* WRITTEN INSTRUCTION
Return the lines below that carry the word "tangent".

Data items
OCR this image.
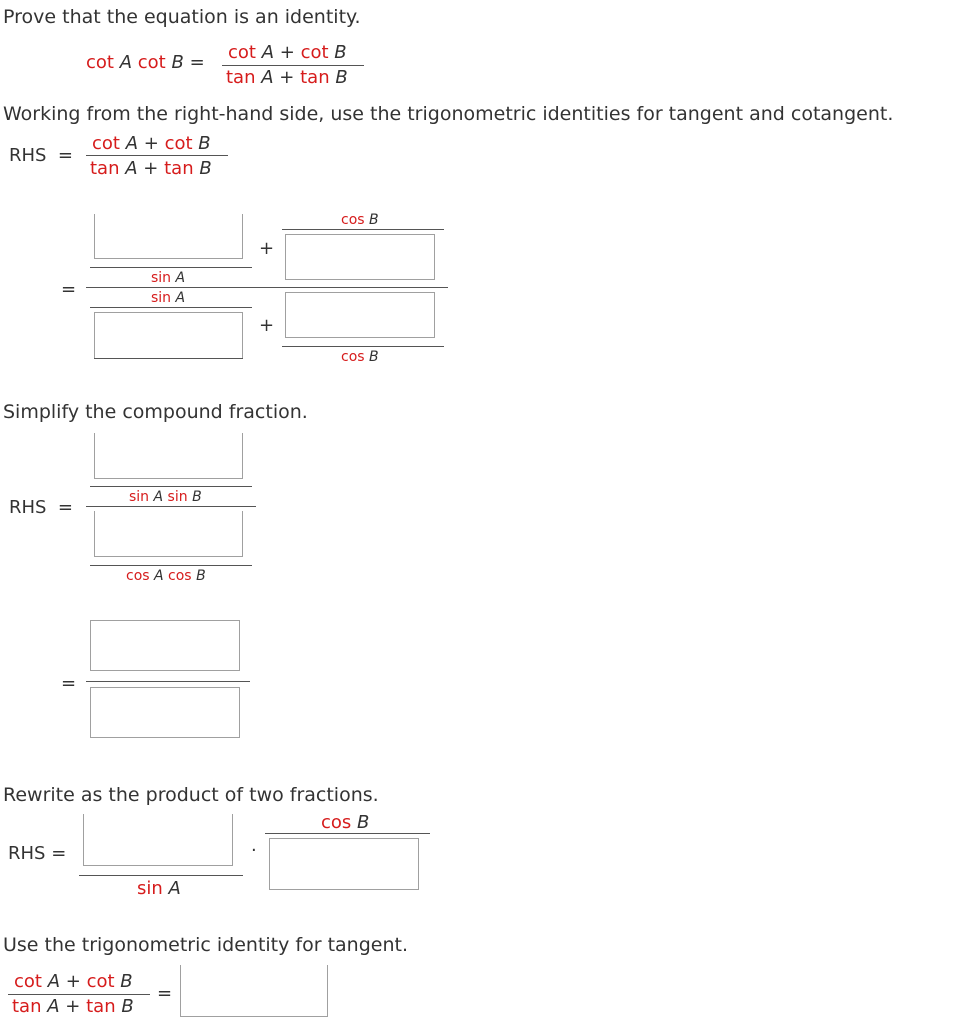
Prove that the equation is an identity.
cot A cot B = cot A + cot B
tan A + tan B
Working from the right-hand side, use the trigonometric identities for tangent and cotangent.
RHS =
cot A + cot B
tan A + tan B
sin A
+
cos B
=	sin A
+
cos B
Simplify the compound fraction.
sin A sin B
RHS =
cos A cos B
=
Rewrite as the product of two fractions.
RHS =
sin A
·
cos B
Use the trigonometric identity for tangent.
cot A + cot B
tan A + tan B
=
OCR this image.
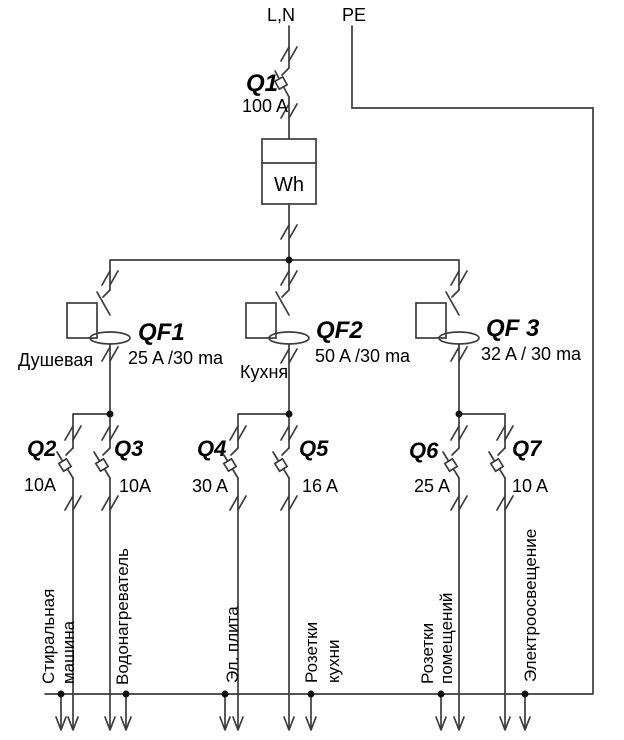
L,N	PE
Q1
100 A
Wh
QF1
25 A /30 ma
Душевая
QF2
50 A /30 ma
Кухня
QF 3
32 A / 30 ma
Q2
10A
Q3
10A
Q4
30 A
Q5
16 A
Q6
25 A
Q7
10 A
Стиральная машина Водонагреватель	Эл. плита	Розетки кухни	Розетки помещений	Электроосвещение
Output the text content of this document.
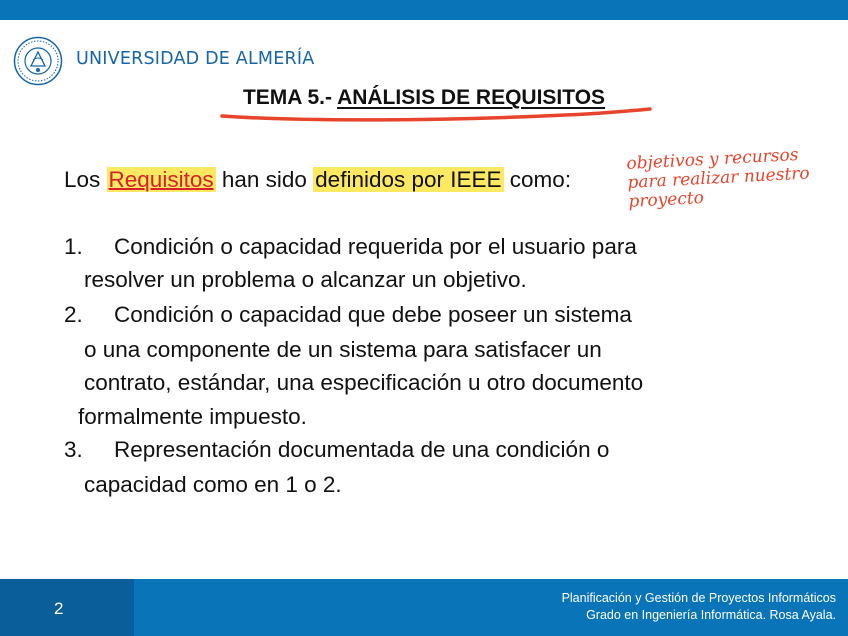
UNIVERSIDAD DE ALMERÍA
TEMA 5.- ANÁLISIS DE REQUISITOS
Los Requisitos han sido definidos por IEEE como:
objetivos y recursos para realizar nuestro proyecto
1. Condición o capacidad requerida por el usuario para
resolver un problema o alcanzar un objetivo.
2. Condición o capacidad que debe poseer un sistema
o una componente de un sistema para satisfacer un
contrato, estándar, una especificación u otro documento
formalmente impuesto.
3. Representación documentada de una condición o
capacidad como en 1 o 2.
2
Planificación y Gestión de Proyectos Informáticos
Grado en Ingeniería Informática. Rosa Ayala.
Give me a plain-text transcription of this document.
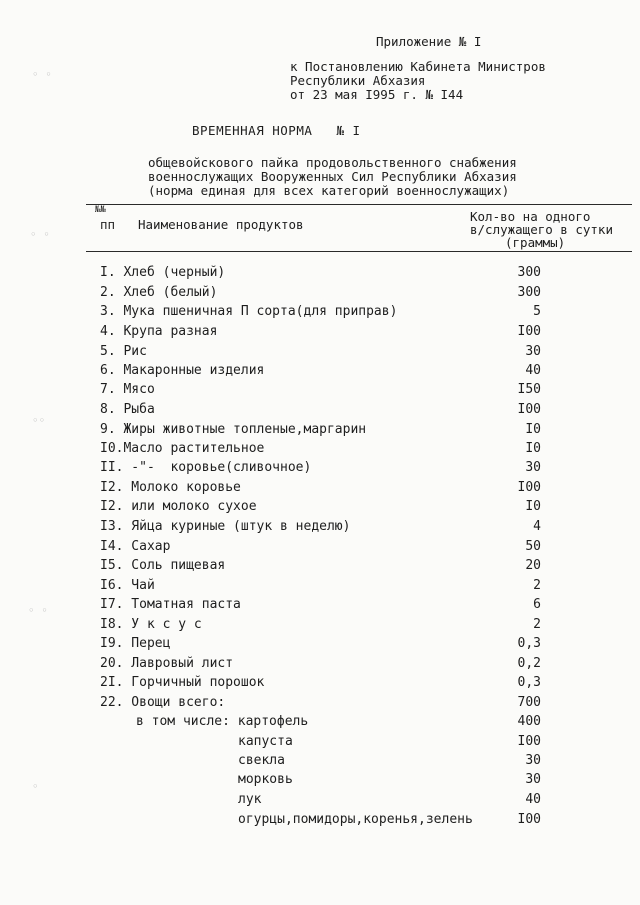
◦ ◦
◦ ◦
◦◦
◦ ◦
◦
Приложение № I
к Постановлению Кабинета Министров
Республики Абхазия
от 23 мая I995 г. № I44
ВРЕМЕННАЯ НОРМА   № I
общевойскового пайка продовольственного снабжения
военнослужащих Вооруженных Сил Республики Абхазия
(норма единая для всех категорий военнослужащих)
№№
пп Наименование продуктов
Кол-во на одного
в/служащего в сутки
(граммы)
I. Хлеб (черный)	300
2. Хлеб (белый)	300
3. Мука пшеничная П сорта(для приправ)	5
4. Крупа разная	I00
5. Рис	30
6. Макаронные изделия	40
7. Мясо	I50
8. Рыба	I00
9. Жиры животные топленые,маргарин	I0
I0.Масло растительное	I0
II. -"-  коровье(сливочное)	30
I2. Молоко коровье	I00
I2. или молоко сухое	I0
I3. Яйца куриные (штук в неделю)	4
I4. Сахар	50
I5. Соль пищевая	20
I6. Чай	2
I7. Томатная паста	6
I8. У к с у с	2
I9. Перец	0,3
20. Лавровый лист	0,2
2I. Горчичный порошок	0,3
22. Овощи всего:	700
в том числе: картофель	400
капуста	I00
свекла	30
морковь	30
лук	40
огурцы,помидоры,коренья,зелень	I00
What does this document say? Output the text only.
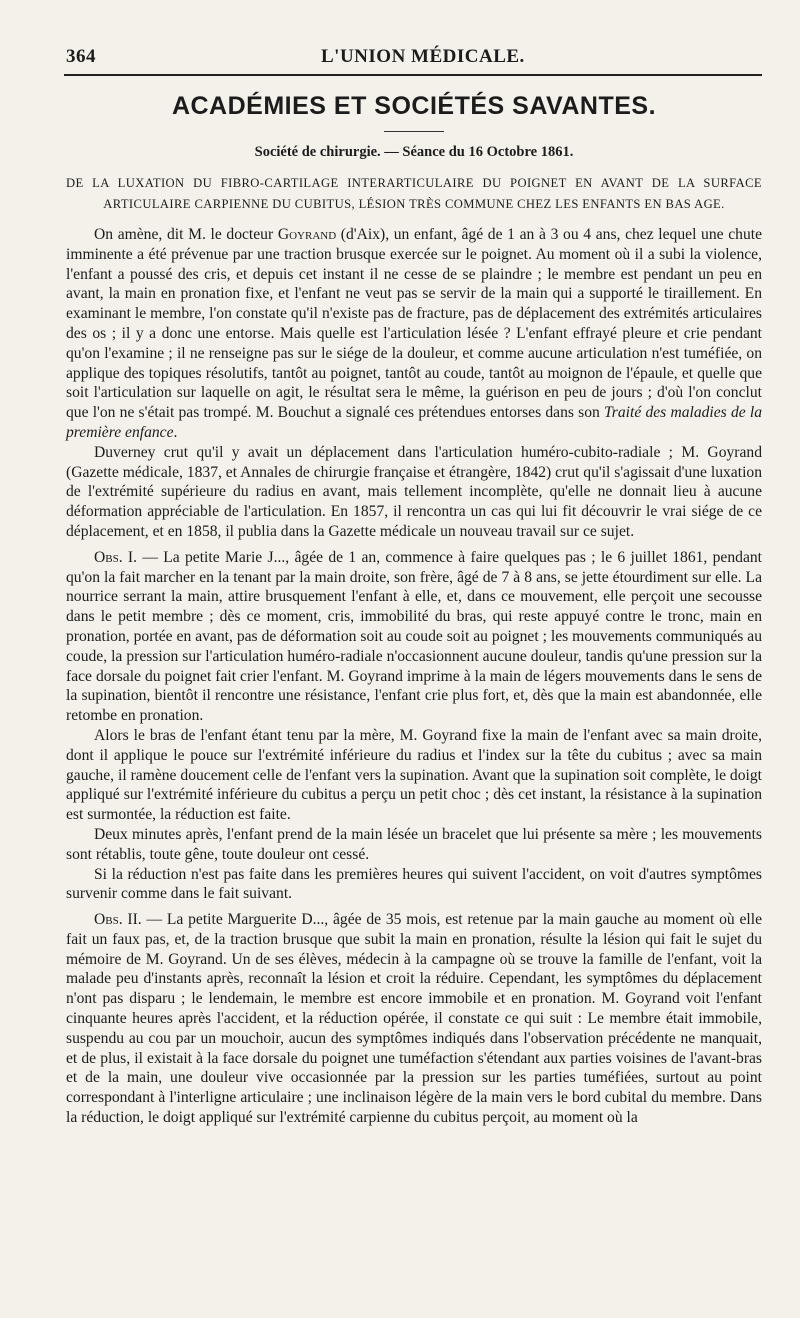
364	L'UNION MÉDICALE.
ACADÉMIES ET SOCIÉTÉS SAVANTES.
Société de chirurgie. — Séance du 16 Octobre 1861.
DE LA LUXATION DU FIBRO-CARTILAGE INTERARTICULAIRE DU POIGNET EN AVANT DE LA SURFACE
ARTICULAIRE CARPIENNE DU CUBITUS, LÉSION TRÈS COMMUNE CHEZ LES ENFANTS EN BAS AGE.

On amène, dit M. le docteur Goyrand (d'Aix), un enfant, âgé de 1 an à 3 ou 4 ans, chez lequel une chute imminente a été prévenue par une traction brusque exercée sur le poignet. Au moment où il a subi la violence, l'enfant a poussé des cris, et depuis cet instant il ne cesse de se plaindre ; le membre est pendant un peu en avant, la main en pronation fixe, et l'enfant ne veut pas se servir de la main qui a supporté le tiraillement. En examinant le membre, l'on constate qu'il n'existe pas de fracture, pas de déplacement des extrémités articulaires des os ; il y a donc une entorse. Mais quelle est l'articulation lésée ? L'enfant effrayé pleure et crie pendant qu'on l'examine ; il ne renseigne pas sur le siége de la douleur, et comme aucune articulation n'est tuméfiée, on applique des topiques résolutifs, tantôt au poignet, tantôt au coude, tantôt au moignon de l'épaule, et quelle que soit l'articulation sur laquelle on agit, le résultat sera le même, la guérison en peu de jours ; d'où l'on conclut que l'on ne s'était pas trompé. M. Bouchut a signalé ces prétendues entorses dans son Traité des maladies de la première enfance.

Duverney crut qu'il y avait un déplacement dans l'articulation huméro-cubito-radiale ; M. Goyrand (Gazette médicale, 1837, et Annales de chirurgie française et étrangère, 1842) crut qu'il s'agissait d'une luxation de l'extrémité supérieure du radius en avant, mais tellement incomplète, qu'elle ne donnait lieu à aucune déformation appréciable de l'articulation. En 1857, il rencontra un cas qui lui fit découvrir le vrai siége de ce déplacement, et en 1858, il publia dans la Gazette médicale un nouveau travail sur ce sujet.

Obs. I. — La petite Marie J..., âgée de 1 an, commence à faire quelques pas ; le 6 juillet 1861, pendant qu'on la fait marcher en la tenant par la main droite, son frère, âgé de 7 à 8 ans, se jette étourdiment sur elle. La nourrice serrant la main, attire brusquement l'enfant à elle, et, dans ce mouvement, elle perçoit une secousse dans le petit membre ; dès ce moment, cris, immobilité du bras, qui reste appuyé contre le tronc, main en pronation, portée en avant, pas de déformation soit au coude soit au poignet ; les mouvements communiqués au coude, la pression sur l'articulation huméro-radiale n'occasionnent aucune douleur, tandis qu'une pression sur la face dorsale du poignet fait crier l'enfant. M. Goyrand imprime à la main de légers mouvements dans le sens de la supination, bientôt il rencontre une résistance, l'enfant crie plus fort, et, dès que la main est abandonnée, elle retombe en pronation.

Alors le bras de l'enfant étant tenu par la mère, M. Goyrand fixe la main de l'enfant avec sa main droite, dont il applique le pouce sur l'extrémité inférieure du radius et l'index sur la tête du cubitus ; avec sa main gauche, il ramène doucement celle de l'enfant vers la supination. Avant que la supination soit complète, le doigt appliqué sur l'extrémité inférieure du cubitus a perçu un petit choc ; dès cet instant, la résistance à la supination est surmontée, la réduction est faite.

Deux minutes après, l'enfant prend de la main lésée un bracelet que lui présente sa mère ; les mouvements sont rétablis, toute gêne, toute douleur ont cessé.

Si la réduction n'est pas faite dans les premières heures qui suivent l'accident, on voit d'autres symptômes survenir comme dans le fait suivant.

Obs. II. — La petite Marguerite D..., âgée de 35 mois, est retenue par la main gauche au moment où elle fait un faux pas, et, de la traction brusque que subit la main en pronation, résulte la lésion qui fait le sujet du mémoire de M. Goyrand. Un de ses élèves, médecin à la campagne où se trouve la famille de l'enfant, voit la malade peu d'instants après, reconnaît la lésion et croit la réduire. Cependant, les symptômes du déplacement n'ont pas disparu ; le lendemain, le membre est encore immobile et en pronation. M. Goyrand voit l'enfant cinquante heures après l'accident, et la réduction opérée, il constate ce qui suit : Le membre était immobile, suspendu au cou par un mouchoir, aucun des symptômes indiqués dans l'observation précédente ne manquait, et de plus, il existait à la face dorsale du poignet une tuméfaction s'étendant aux parties voisines de l'avant-bras et de la main, une douleur vive occasionnée par la pression sur les parties tuméfiées, surtout au point correspondant à l'interligne articulaire ; une inclinaison légère de la main vers le bord cubital du membre. Dans la réduction, le doigt appliqué sur l'extrémité carpienne du cubitus perçoit, au moment où la
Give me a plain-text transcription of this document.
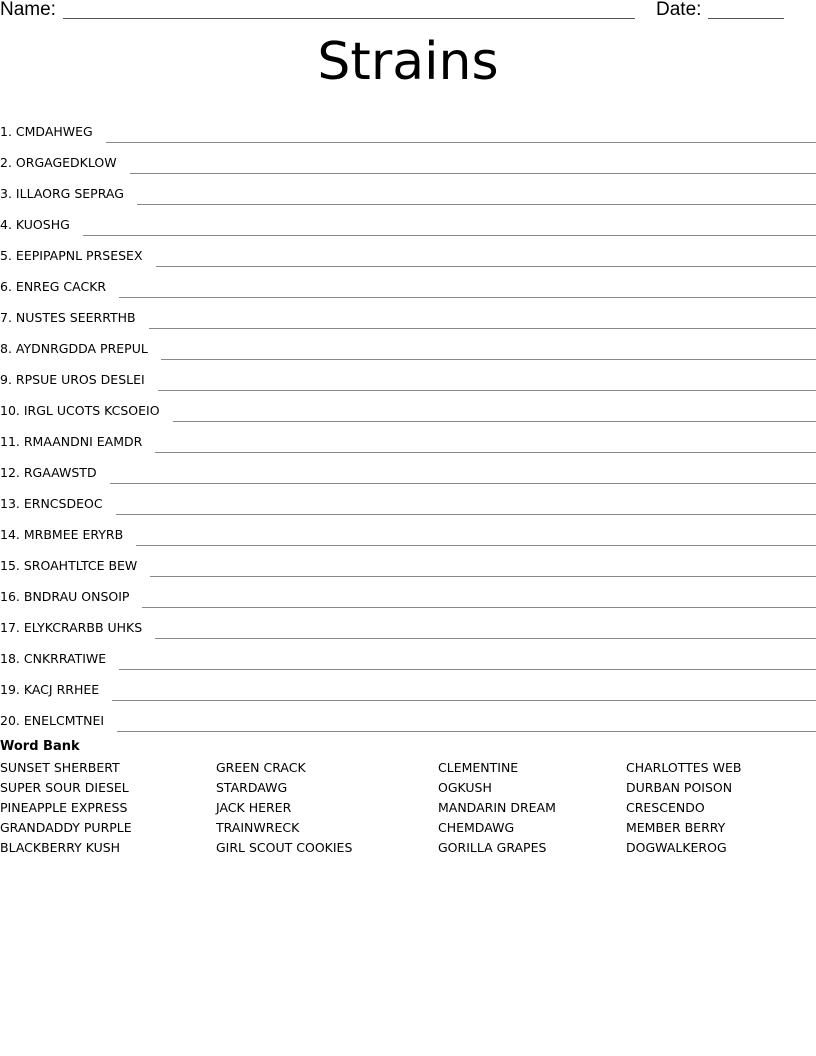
Name:	Date:
Strains
1.
CMDAHWEG
2.
ORGAGEDKLOW
3.
ILLAORG SEPRAG
4.
KUOSHG
5.
EEPIPAPNL PRSESEX
6.
ENREG CACKR
7.
NUSTES SEERRTHB
8.
AYDNRGDDA PREPUL
9.
RPSUE UROS DESLEI
10.
IRGL UCOTS KCSOEIO
11.
RMAANDNI EAMDR
12.
RGAAWSTD
13.
ERNCSDEOC
14.
MRBMEE ERYRB
15.
SROAHTLTCE BEW
16.
BNDRAU ONSOIP
17.
ELYKCRARBB UHKS
18.
CNKRRATIWE
19.
KACJ RRHEE
20.
ENELCMTNEI
Word Bank
SUNSET SHERBERT
SUPER SOUR DIESEL
PINEAPPLE EXPRESS
GRANDADDY PURPLE
BLACKBERRY KUSH
GREEN CRACK
STARDAWG
JACK HERER
TRAINWRECK
GIRL SCOUT COOKIES
CLEMENTINE
OGKUSH
MANDARIN DREAM
CHEMDAWG
GORILLA GRAPES
CHARLOTTES WEB
DURBAN POISON
CRESCENDO
MEMBER BERRY
DOGWALKEROG
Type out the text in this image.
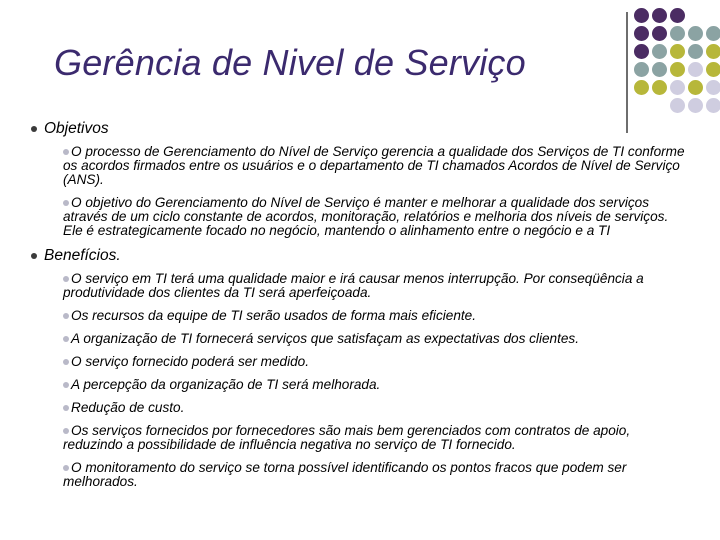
Gerência de Nivel de Serviço
Objetivos
O processo de Gerenciamento do Nível de Serviço gerencia a qualidade dos Serviços de TI conforme os acordos firmados entre os usuários e o departamento de TI chamados Acordos de Nível de Serviço (ANS).
O objetivo do Gerenciamento do Nível de Serviço é manter e melhorar a qualidade dos serviços através de um ciclo constante de acordos, monitoração, relatórios e melhoria dos níveis de serviços. Ele é estrategicamente focado no negócio, mantendo o alinhamento entre o negócio e a TI
Benefícios.
O serviço em TI terá uma qualidade maior e irá causar menos interrupção. Por conseqüência a produtividade dos clientes da TI será aperfeiçoada.
Os recursos da equipe de TI serão usados de forma mais eficiente.
A organização de TI fornecerá serviços que satisfaçam as expectativas dos clientes.
O serviço fornecido poderá ser medido.
A percepção da organização de TI será melhorada.
Redução de custo.
Os serviços fornecidos por fornecedores são mais bem gerenciados com contratos de apoio, reduzindo a possibilidade de influência negativa no serviço de TI fornecido.
O monitoramento do serviço se torna possível identificando os pontos fracos que podem ser melhorados.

* SOLUTION TO THIS EXERCISE
Working from the right-hand side, use the trigonometric identities for tangent and cotangent.
Use the trigonometric identity for tangent.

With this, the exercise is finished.